[Figure content listings]
● ● ● ● ●
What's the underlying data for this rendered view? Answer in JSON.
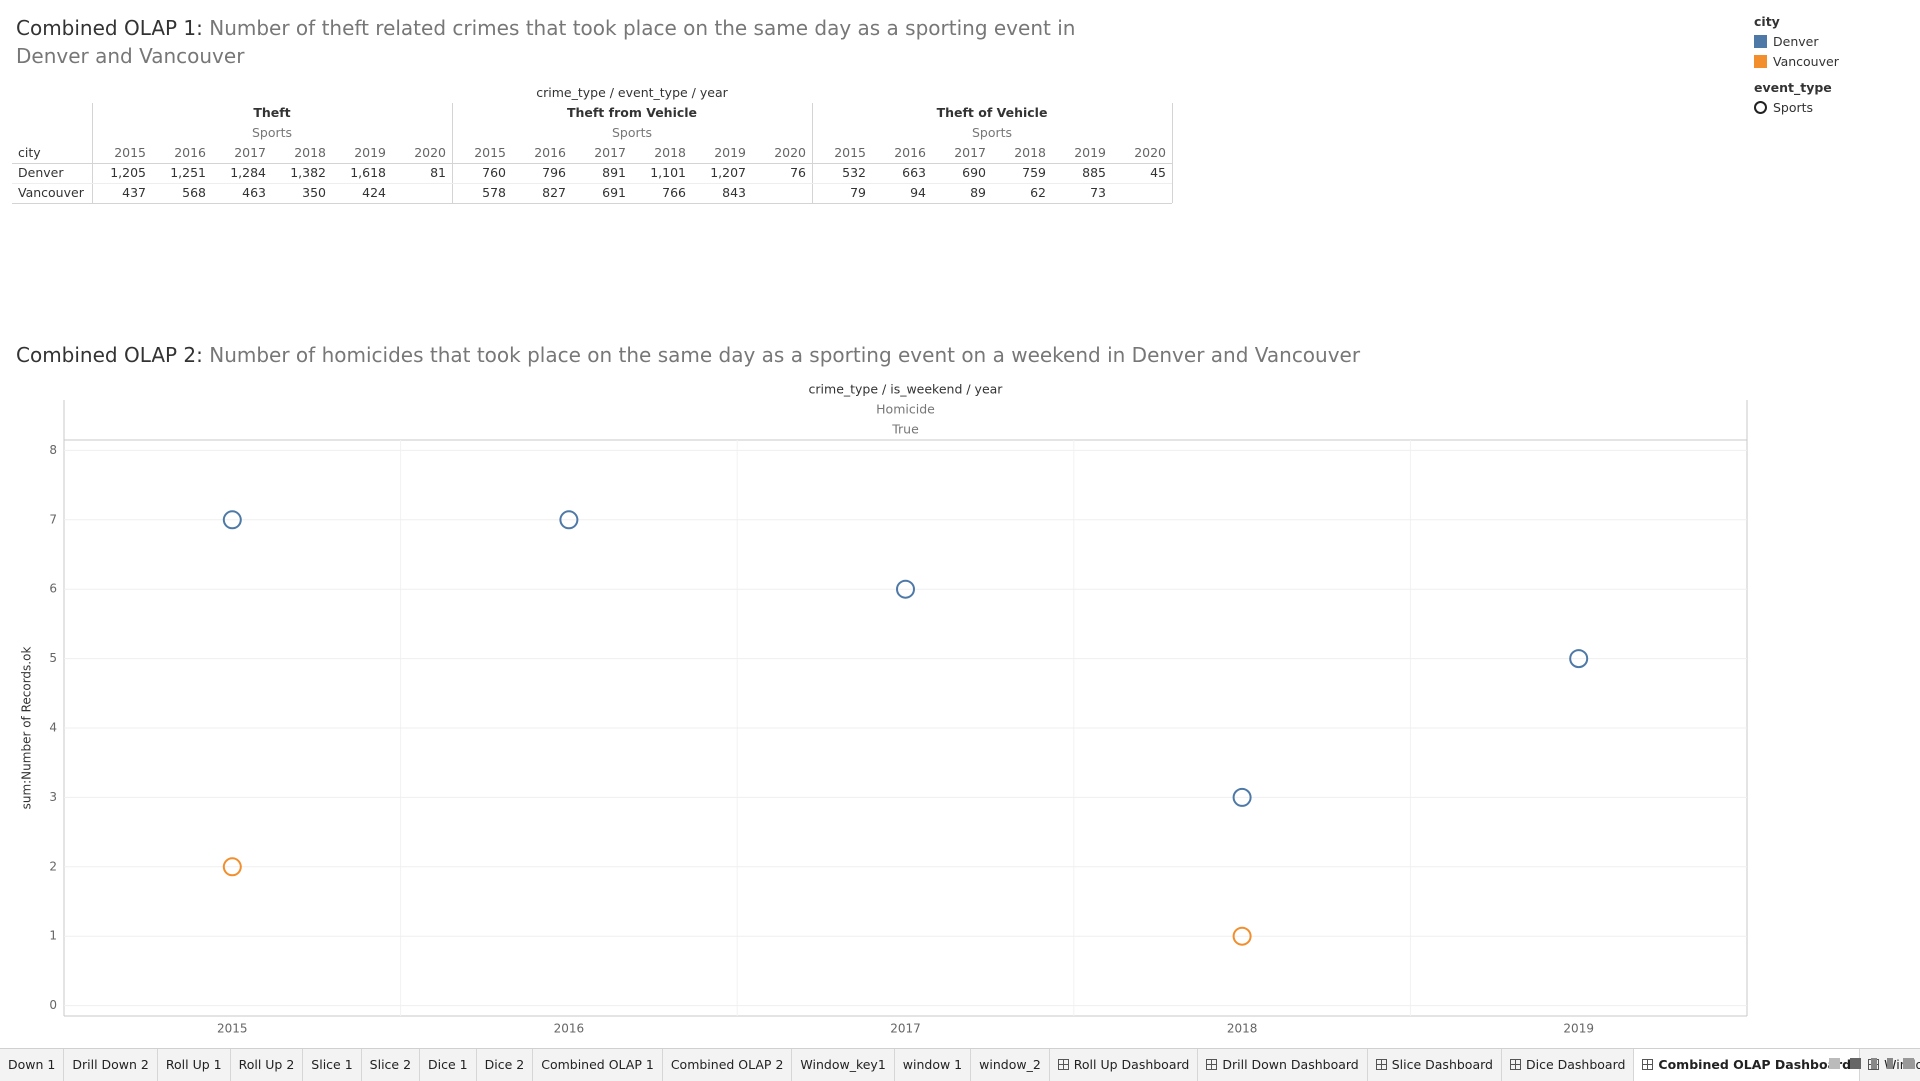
{
  "olap1": {
    "title": "Combined OLAP 1:",
    "subtitle": "Number of theft related crimes that took place on the same day as a sporting event in Denver and Vancouver",
    "table": {
      "header": "crime_type / event_type / year",
      "row_header": "city",
      "groups": [
        {
          "crime_type": "Theft",
          "event_type": "Sports",
          "years": [
            2015,
            2016,
            2017,
            2018,
            2019,
            2020
          ]
        },
        {
          "crime_type": "Theft from Vehicle",
          "event_type": "Sports",
          "years": [
            2015,
            2016,
            2017,
            2018,
            2019,
            2020
          ]
        },
        {
          "crime_type": "Theft of Vehicle",
          "event_type": "Sports",
          "years": [
            2015,
            2016,
            2017,
            2018,
            2019,
            2020
          ]
        }
      ],
      "rows": [
        {
          "city": "Denver",
          "values": [
            [
              "1,205",
              "1,251",
              "1,284",
              "1,382",
              "1,618",
              "81"
            ],
            [
              "760",
              "796",
              "891",
              "1,101",
              "1,207",
              "76"
            ],
            [
              "532",
              "663",
              "690",
              "759",
              "885",
              "45"
            ]
          ]
        },
        {
          "city": "Vancouver",
          "values": [
            [
              "437",
              "568",
              "463",
              "350",
              "424",
              null
            ],
            [
              "578",
              "827",
              "691",
              "766",
              "843",
              null
            ],
            [
              "79",
              "94",
              "89",
              "62",
              "73",
              null
            ]
          ]
        }
      ]
    }
  },
  "chart_data": {
    "type": "scatter",
    "title": "Combined OLAP 2:",
    "subtitle": "Number of homicides that took place on the same day as a sporting event on a weekend in Denver and Vancouver",
    "header": "crime_type / is_weekend / year",
    "header_values": [
      "Homicide",
      "True"
    ],
    "ylabel": "sum:Number of Records.ok",
    "categories": [
      "2015",
      "2016",
      "2017",
      "2018",
      "2019"
    ],
    "series": [
      {
        "name": "Denver",
        "color": "#4e79a7",
        "values": [
          7,
          7,
          6,
          3,
          5
        ]
      },
      {
        "name": "Vancouver",
        "color": "#f28e2b",
        "values": [
          2,
          null,
          null,
          1,
          null
        ]
      }
    ],
    "ylim": [
      -0.15,
      8.15
    ],
    "yticks": [
      0,
      1,
      2,
      3,
      4,
      5,
      6,
      7,
      8
    ],
    "grid": true,
    "legend": {
      "color_title": "city",
      "shape_title": "event_type",
      "shape_label": "Sports"
    }
  },
  "tabs": [
    {
      "label": "Down 1"
    },
    {
      "label": "Drill Down 2"
    },
    {
      "label": "Roll Up 1"
    },
    {
      "label": "Roll Up 2"
    },
    {
      "label": "Slice 1"
    },
    {
      "label": "Slice 2"
    },
    {
      "label": "Dice 1"
    },
    {
      "label": "Dice 2"
    },
    {
      "label": "Combined OLAP 1"
    },
    {
      "label": "Combined OLAP 2"
    },
    {
      "label": "Window_key1"
    },
    {
      "label": "window 1"
    },
    {
      "label": "window_2"
    },
    {
      "label": "Roll Up Dashboard",
      "dashboard": true
    },
    {
      "label": "Drill Down Dashboard",
      "dashboard": true
    },
    {
      "label": "Slice Dashboard",
      "dashboard": true
    },
    {
      "label": "Dice Dashboard",
      "dashboard": true
    },
    {
      "label": "Combined OLAP Dashboard",
      "dashboard": true,
      "selected": true
    },
    {
      "label": "Window Dashboard",
      "dashboard": true
    }
  ]
}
● ● ● ● ●
**EXERCISE INSTRUCTIONS:** Using the records above, output their complete text exactly, minus any images.

**SOLUTION TO THE PROBLEM:**
What's the underlying data for this rendered view? Answer in JSON.
{
  "olap1": {
    "title": "Combined OLAP 1:",
    "subtitle": "Number of theft related crimes that took place on the same day as a sporting event in Denver and Vancouver",
    "table": {
      "header": "crime_type / event_type / year",
      "row_header": "city",
      "groups": [
        {
          "crime_type": "Theft",
          "event_type": "Sports",
          "years": [
            2015,
            2016,
            2017,
            2018,
            2019,
            2020
          ]
        },
        {
          "crime_type": "Theft from Vehicle",
          "event_type": "Sports",
          "years": [
            2015,
            2016,
            2017,
            2018,
            2019,
            2020
          ]
        },
        {
          "crime_type": "Theft of Vehicle",
          "event_type": "Sports",
          "years": [
            2015,
            2016,
            2017,
            2018,
            2019,
            2020
          ]
        }
      ],
      "rows": [
        {
          "city": "Denver",
          "values": [
            [
              "1,205",
              "1,251",
              "1,284",
              "1,382",
              "1,618",
              "81"
            ],
            [
              "760",
              "796",
              "891",
              "1,101",
              "1,207",
              "76"
            ],
            [
              "532",
              "663",
              "690",
              "759",
              "885",
              "45"
            ]
          ]
        },
        {
          "city": "Vancouver",
          "values": [
            [
              "437",
              "568",
              "463",
              "350",
              "424",
              null
            ],
            [
              "578",
              "827",
              "691",
              "766",
              "843",
              null
            ],
            [
              "79",
              "94",
              "89",
              "62",
              "73",
              null
            ]
          ]
        }
      ]
    }
  },
  "chart_data": {
    "type": "scatter",
    "title": "Combined OLAP 2:",
    "subtitle": "Number of homicides that took place on the same day as a sporting event on a weekend in Denver and Vancouver",
    "header": "crime_type / is_weekend / year",
    "header_values": [
      "Homicide",
      "True"
    ],
    "ylabel": "sum:Number of Records.ok",
    "categories": [
      "2015",
      "2016",
      "2017",
      "2018",
      "2019"
    ],
    "series": [
      {
        "name": "Denver",
        "color": "#4e79a7",
        "values": [
          7,
          7,
          6,
          3,
          5
        ]
      },
      {
        "name": "Vancouver",
        "color": "#f28e2b",
        "values": [
          2,
          null,
          null,
          1,
          null
        ]
      }
    ],
    "ylim": [
      -0.15,
      8.15
    ],
    "yticks": [
      0,
      1,
      2,
      3,
      4,
      5,
      6,
      7,
      8
    ],
    "grid": true,
    "legend": {
      "color_title": "city",
      "shape_title": "event_type",
      "shape_label": "Sports"
    }
  },
  "tabs": [
    {
      "label": "Down 1"
    },
    {
      "label": "Drill Down 2"
    },
    {
      "label": "Roll Up 1"
    },
    {
      "label": "Roll Up 2"
    },
    {
      "label": "Slice 1"
    },
    {
      "label": "Slice 2"
    },
    {
      "label": "Dice 1"
    },
    {
      "label": "Dice 2"
    },
    {
      "label": "Combined OLAP 1"
    },
    {
      "label": "Combined OLAP 2"
    },
    {
      "label": "Window_key1"
    },
    {
      "label": "window 1"
    },
    {
      "label": "window_2"
    },
    {
      "label": "Roll Up Dashboard",
      "dashboard": true
    },
    {
      "label": "Drill Down Dashboard",
      "dashboard": true
    },
    {
      "label": "Slice Dashboard",
      "dashboard": true
    },
    {
      "label": "Dice Dashboard",
      "dashboard": true
    },
    {
      "label": "Combined OLAP Dashboard",
      "dashboard": true,
      "selected": true
    },
    {
      "label": "Window Dashboard",
      "dashboard": true
    }
  ]
}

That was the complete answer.